What the task asks – Write the entries below out again exactly; any picture in them stays out.

+++ Records supplied +++

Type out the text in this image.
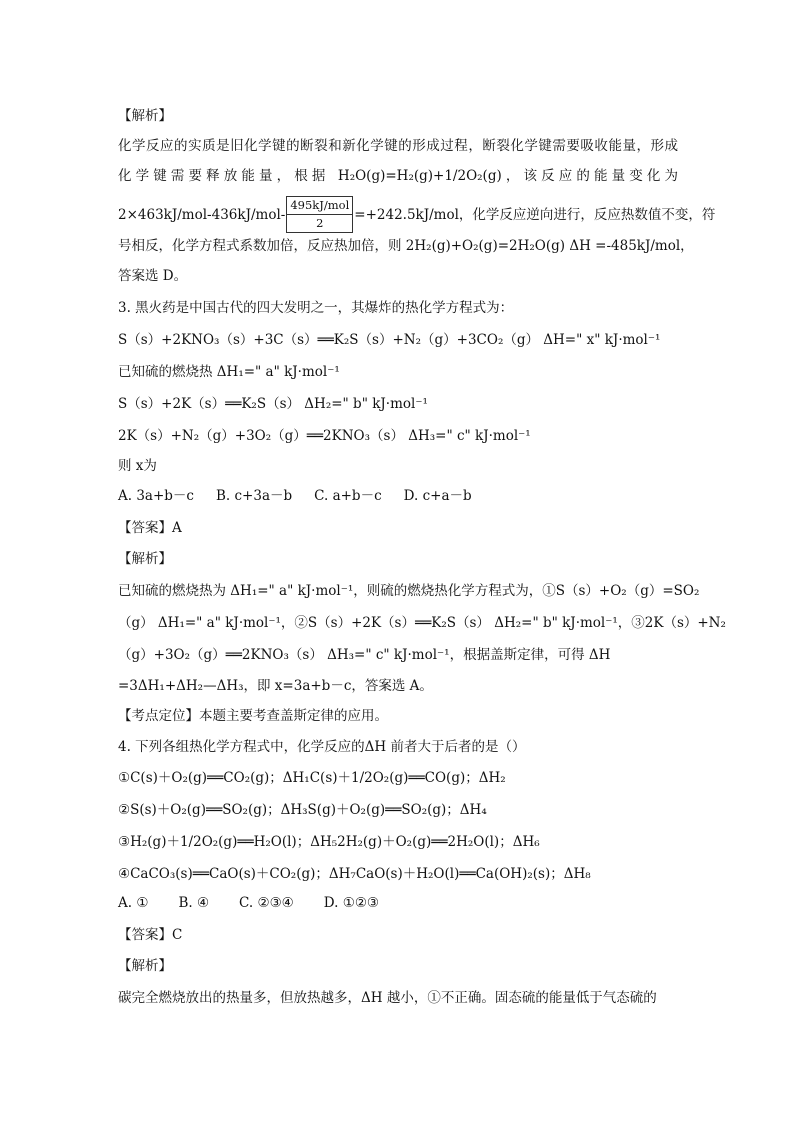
【解析】
化学反应的实质是旧化学键的断裂和新化学键的形成过程，断裂化学键需要吸收能量，形成
化学键需要释放能量，根据 H₂O(g)=H₂(g)+1/2O₂(g)，该反应的能量变化为
$2\times 463kJ/mol-436kJ/mol- \frac{\text{495kJ/mol}}{2} =+242.5kJ/mol$，化学反应逆向进行，反应热数值不变，符
号相反，化学方程式系数加倍，反应热加倍，则 2H₂(g)+O₂(g)=2H₂O(g) ΔH =-485kJ/mol，
答案选 D。
3. 黑火药是中国古代的四大发明之一，其爆炸的热化学方程式为：
S（s）+2KNO₃（s）+3C（s）══K₂S（s）+N₂（g）+3CO₂（g） ΔH=" x" kJ·mol⁻¹
已知硫的燃烧热 ΔH₁=" a" kJ·mol⁻¹
S（s）+2K（s）══K₂S（s） ΔH₂=" b" kJ·mol⁻¹
2K（s）+N₂（g）+3O₂（g）══2KNO₃（s） ΔH₃=" c" kJ·mol⁻¹
则 x为
A. 3a+b－c B. c+3a－b C. a+b－c D. c+a－b
【答案】A
【解析】
已知硫的燃烧热为 ΔH₁=" a" kJ·mol⁻¹，则硫的燃烧热化学方程式为，①S（s）+O₂（g）=SO₂
（g） ΔH₁=" a" kJ·mol⁻¹，②S（s）+2K（s）══K₂S（s） ΔH₂=" b" kJ·mol⁻¹，③2K（s）+N₂
（g）+3O₂（g）══2KNO₃（s） ΔH₃=" c" kJ·mol⁻¹，根据盖斯定律，可得 ΔH
=3ΔH₁+ΔH₂—ΔH₃，即 x=3a+b－c，答案选 A。
【考点定位】本题主要考查盖斯定律的应用。
4. 下列各组热化学方程式中，化学反应的ΔH 前者大于后者的是（）
①C(s)＋O₂(g)══CO₂(g)；ΔH₁C(s)＋1/2O₂(g)══CO(g)；ΔH₂
②S(s)＋O₂(g)══SO₂(g)；ΔH₃S(g)＋O₂(g)══SO₂(g)；ΔH₄
③H₂(g)＋1/2O₂(g)══H₂O(l)；ΔH₅2H₂(g)＋O₂(g)══2H₂O(l)；ΔH₆
④CaCO₃(s)══CaO(s)＋CO₂(g)；ΔH₇CaO(s)＋H₂O(l)══Ca(OH)₂(s)；ΔH₈
A. ① B. ④ C. ②③④ D. ①②③
【答案】C
【解析】
碳完全燃烧放出的热量多，但放热越多，ΔH 越小，①不正确。固态硫的能量低于气态硫的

+++

Complete output –
Type out the text in this image.
【解析】
化学反应的实质是旧化学键的断裂和新化学键的形成过程，断裂化学键需要吸收能量，形成
化学键需要释放能量，根据 H₂O(g)=H₂(g)+1/2O₂(g)，该反应的能量变化为
$2\times 463kJ/mol-436kJ/mol- \frac{\text{495kJ/mol}}{2} =+242.5kJ/mol$，化学反应逆向进行，反应热数值不变，符
号相反，化学方程式系数加倍，反应热加倍，则 2H₂(g)+O₂(g)=2H₂O(g) ΔH =-485kJ/mol，
答案选 D。
3. 黑火药是中国古代的四大发明之一，其爆炸的热化学方程式为：
S（s）+2KNO₃（s）+3C（s）══K₂S（s）+N₂（g）+3CO₂（g） ΔH=" x" kJ·mol⁻¹
已知硫的燃烧热 ΔH₁=" a" kJ·mol⁻¹
S（s）+2K（s）══K₂S（s） ΔH₂=" b" kJ·mol⁻¹
2K（s）+N₂（g）+3O₂（g）══2KNO₃（s） ΔH₃=" c" kJ·mol⁻¹
则 x为
A. 3a+b－c B. c+3a－b C. a+b－c D. c+a－b
【答案】A
【解析】
已知硫的燃烧热为 ΔH₁=" a" kJ·mol⁻¹，则硫的燃烧热化学方程式为，①S（s）+O₂（g）=SO₂
（g） ΔH₁=" a" kJ·mol⁻¹，②S（s）+2K（s）══K₂S（s） ΔH₂=" b" kJ·mol⁻¹，③2K（s）+N₂
（g）+3O₂（g）══2KNO₃（s） ΔH₃=" c" kJ·mol⁻¹，根据盖斯定律，可得 ΔH
=3ΔH₁+ΔH₂—ΔH₃，即 x=3a+b－c，答案选 A。
【考点定位】本题主要考查盖斯定律的应用。
4. 下列各组热化学方程式中，化学反应的ΔH 前者大于后者的是（）
①C(s)＋O₂(g)══CO₂(g)；ΔH₁C(s)＋1/2O₂(g)══CO(g)；ΔH₂
②S(s)＋O₂(g)══SO₂(g)；ΔH₃S(g)＋O₂(g)══SO₂(g)；ΔH₄
③H₂(g)＋1/2O₂(g)══H₂O(l)；ΔH₅2H₂(g)＋O₂(g)══2H₂O(l)；ΔH₆
④CaCO₃(s)══CaO(s)＋CO₂(g)；ΔH₇CaO(s)＋H₂O(l)══Ca(OH)₂(s)；ΔH₈
A. ① B. ④ C. ②③④ D. ①②③
【答案】C
【解析】
碳完全燃烧放出的热量多，但放热越多，ΔH 越小，①不正确。固态硫的能量低于气态硫的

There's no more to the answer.